— START DATASET ENTRIES —

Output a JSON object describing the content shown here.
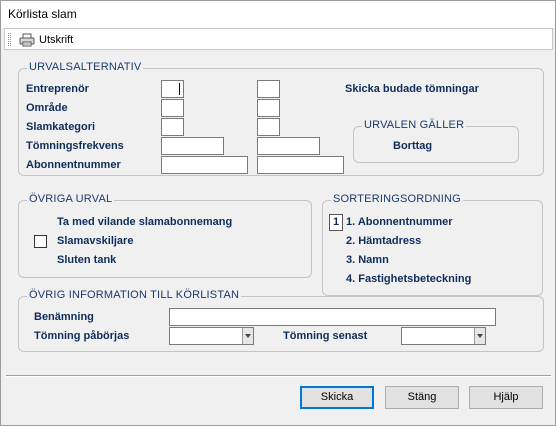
{
  "window": {
    "title": "Körlista slam"
  },
  "toolbar": {
    "print_label": "Utskrift"
  },
  "urval": {
    "legend": "URVALSALTERNATIV",
    "rows": [
      "Entreprenör",
      "Område",
      "Slamkategori",
      "Tömningsfrekvens",
      "Abonnentnummer"
    ],
    "send_bid_label": "Skicka budade tömningar",
    "valid_legend": "URVALEN GÄLLER",
    "valid_value": "Borttag"
  },
  "ovriga": {
    "legend": "ÖVRIGA URVAL",
    "include_inactive": "Ta med vilande slamabonnemang",
    "separator": "Slamavskiljare",
    "closed_tank": "Sluten tank"
  },
  "sort": {
    "legend": "SORTERINGSORDNING",
    "selected_index": "1",
    "items": [
      "1. Abonnentnummer",
      "2. Hämtadress",
      "3. Namn",
      "4. Fastighetsbeteckning"
    ]
  },
  "info": {
    "legend": "ÖVRIG INFORMATION TILL KÖRLISTAN",
    "name_label": "Benämning",
    "name_value": "",
    "start_label": "Tömning påbörjas",
    "start_value": "",
    "latest_label": "Tömning senast",
    "latest_value": ""
  },
  "buttons": {
    "send": "Skicka",
    "close": "Stäng",
    "help": "Hjälp"
  }
}
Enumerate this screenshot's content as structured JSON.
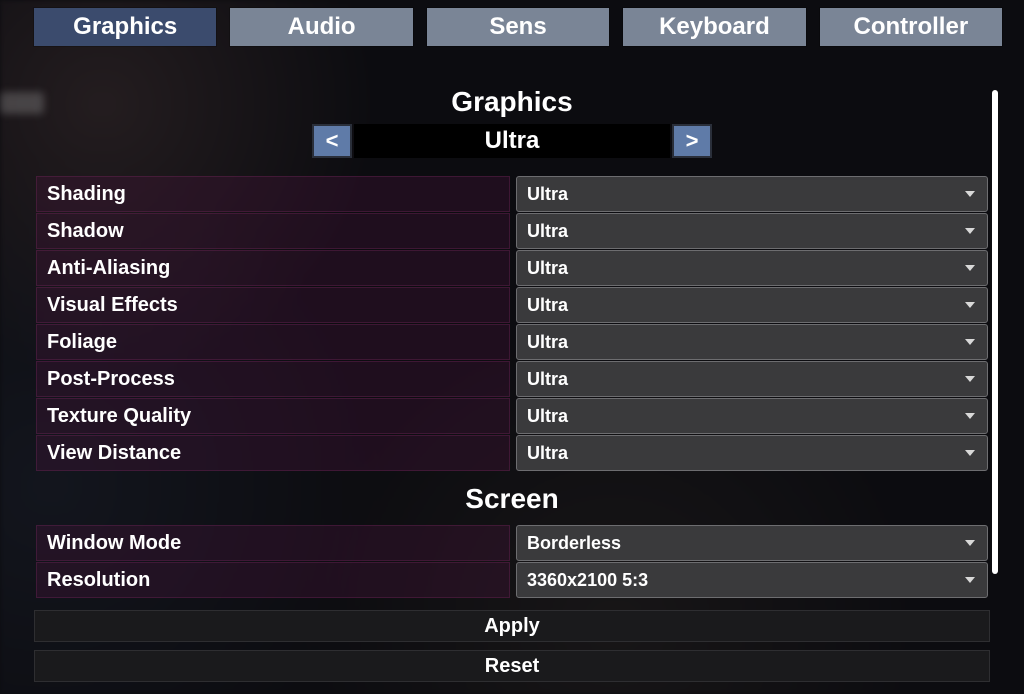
{
  "tabs": [
    {
      "label": "Graphics",
      "active": true
    },
    {
      "label": "Audio",
      "active": false
    },
    {
      "label": "Sens",
      "active": false
    },
    {
      "label": "Keyboard",
      "active": false
    },
    {
      "label": "Controller",
      "active": false
    }
  ],
  "sections": {
    "graphics_title": "Graphics",
    "screen_title": "Screen"
  },
  "preset": {
    "prev_glyph": "<",
    "next_glyph": ">",
    "value": "Ultra"
  },
  "graphics_rows": [
    {
      "label": "Shading",
      "value": "Ultra"
    },
    {
      "label": "Shadow",
      "value": "Ultra"
    },
    {
      "label": "Anti-Aliasing",
      "value": "Ultra"
    },
    {
      "label": "Visual Effects",
      "value": "Ultra"
    },
    {
      "label": "Foliage",
      "value": "Ultra"
    },
    {
      "label": "Post-Process",
      "value": "Ultra"
    },
    {
      "label": "Texture Quality",
      "value": "Ultra"
    },
    {
      "label": "View Distance",
      "value": "Ultra"
    }
  ],
  "screen_rows": [
    {
      "label": "Window Mode",
      "value": "Borderless"
    },
    {
      "label": "Resolution",
      "value": "3360x2100   5:3"
    }
  ],
  "footer": {
    "apply": "Apply",
    "reset": "Reset"
  }
}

— END DATASET ENTRIES —

__GIVEN PROBLEM__: Without including any picture, repeat the data exactly.

__RESPONSE TO THIS TASK__:
Output a JSON object describing the content shown here.
{
  "window": {
    "title": "Körlista slam"
  },
  "toolbar": {
    "print_label": "Utskrift"
  },
  "urval": {
    "legend": "URVALSALTERNATIV",
    "rows": [
      "Entreprenör",
      "Område",
      "Slamkategori",
      "Tömningsfrekvens",
      "Abonnentnummer"
    ],
    "send_bid_label": "Skicka budade tömningar",
    "valid_legend": "URVALEN GÄLLER",
    "valid_value": "Borttag"
  },
  "ovriga": {
    "legend": "ÖVRIGA URVAL",
    "include_inactive": "Ta med vilande slamabonnemang",
    "separator": "Slamavskiljare",
    "closed_tank": "Sluten tank"
  },
  "sort": {
    "legend": "SORTERINGSORDNING",
    "selected_index": "1",
    "items": [
      "1. Abonnentnummer",
      "2. Hämtadress",
      "3. Namn",
      "4. Fastighetsbeteckning"
    ]
  },
  "info": {
    "legend": "ÖVRIG INFORMATION TILL KÖRLISTAN",
    "name_label": "Benämning",
    "name_value": "",
    "start_label": "Tömning påbörjas",
    "start_value": "",
    "latest_label": "Tömning senast",
    "latest_value": ""
  },
  "buttons": {
    "send": "Skicka",
    "close": "Stäng",
    "help": "Hjälp"
  }
}
Enumerate this screenshot's content as structured JSON.
{
  "tabs": [
    {
      "label": "Graphics",
      "active": true
    },
    {
      "label": "Audio",
      "active": false
    },
    {
      "label": "Sens",
      "active": false
    },
    {
      "label": "Keyboard",
      "active": false
    },
    {
      "label": "Controller",
      "active": false
    }
  ],
  "sections": {
    "graphics_title": "Graphics",
    "screen_title": "Screen"
  },
  "preset": {
    "prev_glyph": "<",
    "next_glyph": ">",
    "value": "Ultra"
  },
  "graphics_rows": [
    {
      "label": "Shading",
      "value": "Ultra"
    },
    {
      "label": "Shadow",
      "value": "Ultra"
    },
    {
      "label": "Anti-Aliasing",
      "value": "Ultra"
    },
    {
      "label": "Visual Effects",
      "value": "Ultra"
    },
    {
      "label": "Foliage",
      "value": "Ultra"
    },
    {
      "label": "Post-Process",
      "value": "Ultra"
    },
    {
      "label": "Texture Quality",
      "value": "Ultra"
    },
    {
      "label": "View Distance",
      "value": "Ultra"
    }
  ],
  "screen_rows": [
    {
      "label": "Window Mode",
      "value": "Borderless"
    },
    {
      "label": "Resolution",
      "value": "3360x2100   5:3"
    }
  ],
  "footer": {
    "apply": "Apply",
    "reset": "Reset"
  }
}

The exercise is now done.